WORK REQUIRED: Quote the listing below in its entirety, omitting every image.

RECORD LIST:
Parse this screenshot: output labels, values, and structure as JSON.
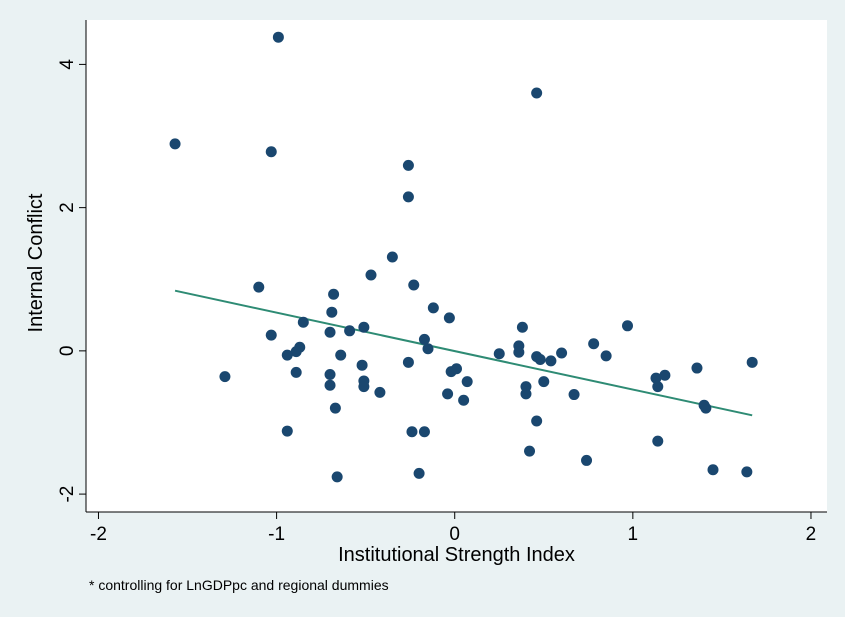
{
  "chart_data": {
    "type": "scatter",
    "xlabel": "Institutional Strength Index",
    "ylabel": "Internal Conflict",
    "note": "* controlling for LnGDPpc and regional dummies",
    "xlim": [
      -2.07,
      2.09
    ],
    "ylim": [
      -2.25,
      4.62
    ],
    "x_ticks": [
      -2,
      -1,
      0,
      1,
      2
    ],
    "y_ticks": [
      -2,
      0,
      2,
      4
    ],
    "x_tick_labels": [
      "-2",
      "-1",
      "0",
      "1",
      "2"
    ],
    "y_tick_labels": [
      "-2",
      "0",
      "2",
      "4"
    ],
    "grid": false,
    "colors": {
      "background": "#eaf2f3",
      "plot_area": "#ffffff",
      "marker": "#1a476f",
      "fit_line": "#2e8b74",
      "axis": "#000000"
    },
    "points": [
      {
        "x": -1.57,
        "y": 2.89
      },
      {
        "x": -0.99,
        "y": 4.38
      },
      {
        "x": 0.46,
        "y": 3.6
      },
      {
        "x": -1.03,
        "y": 2.78
      },
      {
        "x": -0.26,
        "y": 2.59
      },
      {
        "x": -0.26,
        "y": 2.15
      },
      {
        "x": -0.35,
        "y": 1.31
      },
      {
        "x": -0.47,
        "y": 1.06
      },
      {
        "x": -1.1,
        "y": 0.89
      },
      {
        "x": -0.23,
        "y": 0.92
      },
      {
        "x": -0.68,
        "y": 0.79
      },
      {
        "x": -0.69,
        "y": 0.54
      },
      {
        "x": -0.85,
        "y": 0.4
      },
      {
        "x": -0.12,
        "y": 0.6
      },
      {
        "x": -0.03,
        "y": 0.46
      },
      {
        "x": -0.59,
        "y": 0.28
      },
      {
        "x": -0.51,
        "y": 0.33
      },
      {
        "x": -0.7,
        "y": 0.26
      },
      {
        "x": -1.03,
        "y": 0.22
      },
      {
        "x": -0.17,
        "y": 0.16
      },
      {
        "x": -0.15,
        "y": 0.03
      },
      {
        "x": -0.87,
        "y": 0.05
      },
      {
        "x": -0.89,
        "y": -0.01
      },
      {
        "x": -0.94,
        "y": -0.06
      },
      {
        "x": -0.64,
        "y": -0.06
      },
      {
        "x": 0.38,
        "y": 0.33
      },
      {
        "x": 0.36,
        "y": 0.07
      },
      {
        "x": 0.36,
        "y": -0.02
      },
      {
        "x": 0.25,
        "y": -0.04
      },
      {
        "x": 0.46,
        "y": -0.08
      },
      {
        "x": 0.48,
        "y": -0.12
      },
      {
        "x": 0.54,
        "y": -0.14
      },
      {
        "x": 0.6,
        "y": -0.03
      },
      {
        "x": 0.78,
        "y": 0.1
      },
      {
        "x": 0.85,
        "y": -0.07
      },
      {
        "x": 0.97,
        "y": 0.35
      },
      {
        "x": -1.29,
        "y": -0.36
      },
      {
        "x": -0.89,
        "y": -0.3
      },
      {
        "x": -0.7,
        "y": -0.33
      },
      {
        "x": -0.7,
        "y": -0.48
      },
      {
        "x": -0.52,
        "y": -0.2
      },
      {
        "x": -0.51,
        "y": -0.42
      },
      {
        "x": -0.51,
        "y": -0.5
      },
      {
        "x": -0.42,
        "y": -0.58
      },
      {
        "x": -0.26,
        "y": -0.16
      },
      {
        "x": -0.02,
        "y": -0.29
      },
      {
        "x": 0.01,
        "y": -0.25
      },
      {
        "x": 0.07,
        "y": -0.43
      },
      {
        "x": -0.04,
        "y": -0.6
      },
      {
        "x": 0.05,
        "y": -0.69
      },
      {
        "x": 0.4,
        "y": -0.5
      },
      {
        "x": 0.4,
        "y": -0.6
      },
      {
        "x": 0.5,
        "y": -0.43
      },
      {
        "x": 0.67,
        "y": -0.61
      },
      {
        "x": -0.67,
        "y": -0.8
      },
      {
        "x": -0.94,
        "y": -1.12
      },
      {
        "x": -0.24,
        "y": -1.13
      },
      {
        "x": -0.17,
        "y": -1.13
      },
      {
        "x": 0.46,
        "y": -0.98
      },
      {
        "x": 0.42,
        "y": -1.4
      },
      {
        "x": 0.74,
        "y": -1.53
      },
      {
        "x": -0.2,
        "y": -1.71
      },
      {
        "x": -0.66,
        "y": -1.76
      },
      {
        "x": 1.13,
        "y": -0.38
      },
      {
        "x": 1.14,
        "y": -0.5
      },
      {
        "x": 1.18,
        "y": -0.34
      },
      {
        "x": 1.36,
        "y": -0.24
      },
      {
        "x": 1.4,
        "y": -0.76
      },
      {
        "x": 1.41,
        "y": -0.8
      },
      {
        "x": 1.14,
        "y": -1.26
      },
      {
        "x": 1.45,
        "y": -1.66
      },
      {
        "x": 1.64,
        "y": -1.69
      },
      {
        "x": 1.67,
        "y": -0.16
      }
    ],
    "fit_line": {
      "x": [
        -1.57,
        1.67
      ],
      "y": [
        0.84,
        -0.9
      ]
    }
  }
}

THE SOLUTION:
Parse this screenshot: output labels, values, and structure as JSON.
{
  "chart_data": {
    "type": "scatter",
    "xlabel": "Institutional Strength Index",
    "ylabel": "Internal Conflict",
    "note": "* controlling for LnGDPpc and regional dummies",
    "xlim": [
      -2.07,
      2.09
    ],
    "ylim": [
      -2.25,
      4.62
    ],
    "x_ticks": [
      -2,
      -1,
      0,
      1,
      2
    ],
    "y_ticks": [
      -2,
      0,
      2,
      4
    ],
    "x_tick_labels": [
      "-2",
      "-1",
      "0",
      "1",
      "2"
    ],
    "y_tick_labels": [
      "-2",
      "0",
      "2",
      "4"
    ],
    "grid": false,
    "colors": {
      "background": "#eaf2f3",
      "plot_area": "#ffffff",
      "marker": "#1a476f",
      "fit_line": "#2e8b74",
      "axis": "#000000"
    },
    "points": [
      {
        "x": -1.57,
        "y": 2.89
      },
      {
        "x": -0.99,
        "y": 4.38
      },
      {
        "x": 0.46,
        "y": 3.6
      },
      {
        "x": -1.03,
        "y": 2.78
      },
      {
        "x": -0.26,
        "y": 2.59
      },
      {
        "x": -0.26,
        "y": 2.15
      },
      {
        "x": -0.35,
        "y": 1.31
      },
      {
        "x": -0.47,
        "y": 1.06
      },
      {
        "x": -1.1,
        "y": 0.89
      },
      {
        "x": -0.23,
        "y": 0.92
      },
      {
        "x": -0.68,
        "y": 0.79
      },
      {
        "x": -0.69,
        "y": 0.54
      },
      {
        "x": -0.85,
        "y": 0.4
      },
      {
        "x": -0.12,
        "y": 0.6
      },
      {
        "x": -0.03,
        "y": 0.46
      },
      {
        "x": -0.59,
        "y": 0.28
      },
      {
        "x": -0.51,
        "y": 0.33
      },
      {
        "x": -0.7,
        "y": 0.26
      },
      {
        "x": -1.03,
        "y": 0.22
      },
      {
        "x": -0.17,
        "y": 0.16
      },
      {
        "x": -0.15,
        "y": 0.03
      },
      {
        "x": -0.87,
        "y": 0.05
      },
      {
        "x": -0.89,
        "y": -0.01
      },
      {
        "x": -0.94,
        "y": -0.06
      },
      {
        "x": -0.64,
        "y": -0.06
      },
      {
        "x": 0.38,
        "y": 0.33
      },
      {
        "x": 0.36,
        "y": 0.07
      },
      {
        "x": 0.36,
        "y": -0.02
      },
      {
        "x": 0.25,
        "y": -0.04
      },
      {
        "x": 0.46,
        "y": -0.08
      },
      {
        "x": 0.48,
        "y": -0.12
      },
      {
        "x": 0.54,
        "y": -0.14
      },
      {
        "x": 0.6,
        "y": -0.03
      },
      {
        "x": 0.78,
        "y": 0.1
      },
      {
        "x": 0.85,
        "y": -0.07
      },
      {
        "x": 0.97,
        "y": 0.35
      },
      {
        "x": -1.29,
        "y": -0.36
      },
      {
        "x": -0.89,
        "y": -0.3
      },
      {
        "x": -0.7,
        "y": -0.33
      },
      {
        "x": -0.7,
        "y": -0.48
      },
      {
        "x": -0.52,
        "y": -0.2
      },
      {
        "x": -0.51,
        "y": -0.42
      },
      {
        "x": -0.51,
        "y": -0.5
      },
      {
        "x": -0.42,
        "y": -0.58
      },
      {
        "x": -0.26,
        "y": -0.16
      },
      {
        "x": -0.02,
        "y": -0.29
      },
      {
        "x": 0.01,
        "y": -0.25
      },
      {
        "x": 0.07,
        "y": -0.43
      },
      {
        "x": -0.04,
        "y": -0.6
      },
      {
        "x": 0.05,
        "y": -0.69
      },
      {
        "x": 0.4,
        "y": -0.5
      },
      {
        "x": 0.4,
        "y": -0.6
      },
      {
        "x": 0.5,
        "y": -0.43
      },
      {
        "x": 0.67,
        "y": -0.61
      },
      {
        "x": -0.67,
        "y": -0.8
      },
      {
        "x": -0.94,
        "y": -1.12
      },
      {
        "x": -0.24,
        "y": -1.13
      },
      {
        "x": -0.17,
        "y": -1.13
      },
      {
        "x": 0.46,
        "y": -0.98
      },
      {
        "x": 0.42,
        "y": -1.4
      },
      {
        "x": 0.74,
        "y": -1.53
      },
      {
        "x": -0.2,
        "y": -1.71
      },
      {
        "x": -0.66,
        "y": -1.76
      },
      {
        "x": 1.13,
        "y": -0.38
      },
      {
        "x": 1.14,
        "y": -0.5
      },
      {
        "x": 1.18,
        "y": -0.34
      },
      {
        "x": 1.36,
        "y": -0.24
      },
      {
        "x": 1.4,
        "y": -0.76
      },
      {
        "x": 1.41,
        "y": -0.8
      },
      {
        "x": 1.14,
        "y": -1.26
      },
      {
        "x": 1.45,
        "y": -1.66
      },
      {
        "x": 1.64,
        "y": -1.69
      },
      {
        "x": 1.67,
        "y": -0.16
      }
    ],
    "fit_line": {
      "x": [
        -1.57,
        1.67
      ],
      "y": [
        0.84,
        -0.9
      ]
    }
  }
}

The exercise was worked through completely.